| Data section |

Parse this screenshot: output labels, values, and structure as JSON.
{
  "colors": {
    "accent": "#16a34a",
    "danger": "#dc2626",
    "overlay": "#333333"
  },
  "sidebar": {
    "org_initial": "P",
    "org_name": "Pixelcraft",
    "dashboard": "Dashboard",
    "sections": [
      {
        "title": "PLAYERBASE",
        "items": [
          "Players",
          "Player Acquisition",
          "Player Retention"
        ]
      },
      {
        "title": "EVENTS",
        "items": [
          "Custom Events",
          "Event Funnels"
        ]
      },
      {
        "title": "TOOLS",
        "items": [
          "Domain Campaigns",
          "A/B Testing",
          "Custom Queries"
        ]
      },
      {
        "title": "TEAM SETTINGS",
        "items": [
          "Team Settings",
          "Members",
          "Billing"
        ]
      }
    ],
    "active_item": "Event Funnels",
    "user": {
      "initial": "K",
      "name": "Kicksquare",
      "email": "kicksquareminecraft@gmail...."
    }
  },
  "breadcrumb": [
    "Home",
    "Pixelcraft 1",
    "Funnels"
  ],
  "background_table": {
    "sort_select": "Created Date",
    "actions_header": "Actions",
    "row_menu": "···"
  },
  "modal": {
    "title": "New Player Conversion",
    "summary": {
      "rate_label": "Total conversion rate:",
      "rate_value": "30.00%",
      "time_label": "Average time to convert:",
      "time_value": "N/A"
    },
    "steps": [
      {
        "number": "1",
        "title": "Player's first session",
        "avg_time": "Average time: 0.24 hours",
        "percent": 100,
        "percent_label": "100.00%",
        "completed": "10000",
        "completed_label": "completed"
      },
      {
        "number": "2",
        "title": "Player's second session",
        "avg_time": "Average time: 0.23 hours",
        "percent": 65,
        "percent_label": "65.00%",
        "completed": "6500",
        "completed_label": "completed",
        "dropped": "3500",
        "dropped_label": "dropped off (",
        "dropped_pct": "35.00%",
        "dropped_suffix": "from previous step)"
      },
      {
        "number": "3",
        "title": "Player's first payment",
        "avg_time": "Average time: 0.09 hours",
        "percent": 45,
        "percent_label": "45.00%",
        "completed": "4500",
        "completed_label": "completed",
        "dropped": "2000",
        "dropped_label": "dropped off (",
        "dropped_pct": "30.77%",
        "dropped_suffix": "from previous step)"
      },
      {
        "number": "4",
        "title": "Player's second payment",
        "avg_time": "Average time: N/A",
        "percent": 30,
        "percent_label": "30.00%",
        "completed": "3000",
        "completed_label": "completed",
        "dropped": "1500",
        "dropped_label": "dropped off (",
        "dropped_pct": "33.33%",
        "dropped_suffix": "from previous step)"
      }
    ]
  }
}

| Task to carry out |
Figure out how many lines above include the string "first", then report that number and nothing else.

| Solved problem |
2